* [Your goal] Make an exact copy of the records, with the pictures left out.

━━━━━ Data rows

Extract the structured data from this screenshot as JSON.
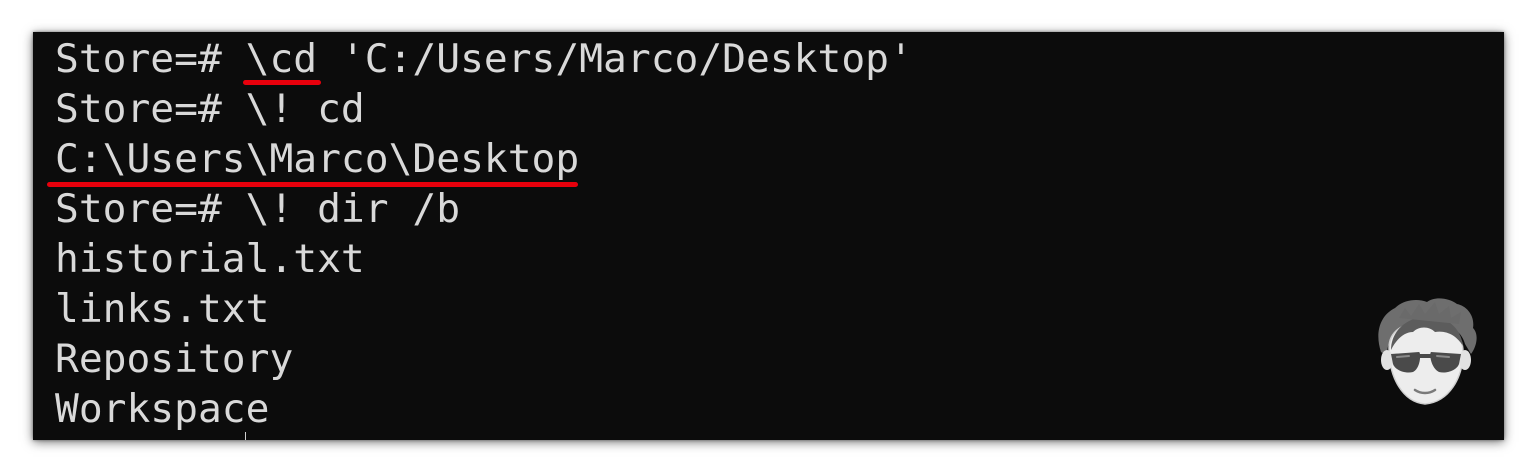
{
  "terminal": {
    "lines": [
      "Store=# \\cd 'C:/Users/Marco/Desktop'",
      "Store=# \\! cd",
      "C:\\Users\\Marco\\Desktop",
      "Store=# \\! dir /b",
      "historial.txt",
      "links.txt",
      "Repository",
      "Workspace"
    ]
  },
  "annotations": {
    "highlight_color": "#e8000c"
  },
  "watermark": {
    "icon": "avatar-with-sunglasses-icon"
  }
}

━━━━━━━━━━

* [Answer to the exercise]
Extract the structured data from this screenshot as JSON.
{
  "terminal": {
    "lines": [
      "Store=# \\cd 'C:/Users/Marco/Desktop'",
      "Store=# \\! cd",
      "C:\\Users\\Marco\\Desktop",
      "Store=# \\! dir /b",
      "historial.txt",
      "links.txt",
      "Repository",
      "Workspace"
    ]
  },
  "annotations": {
    "highlight_color": "#e8000c"
  },
  "watermark": {
    "icon": "avatar-with-sunglasses-icon"
  }
}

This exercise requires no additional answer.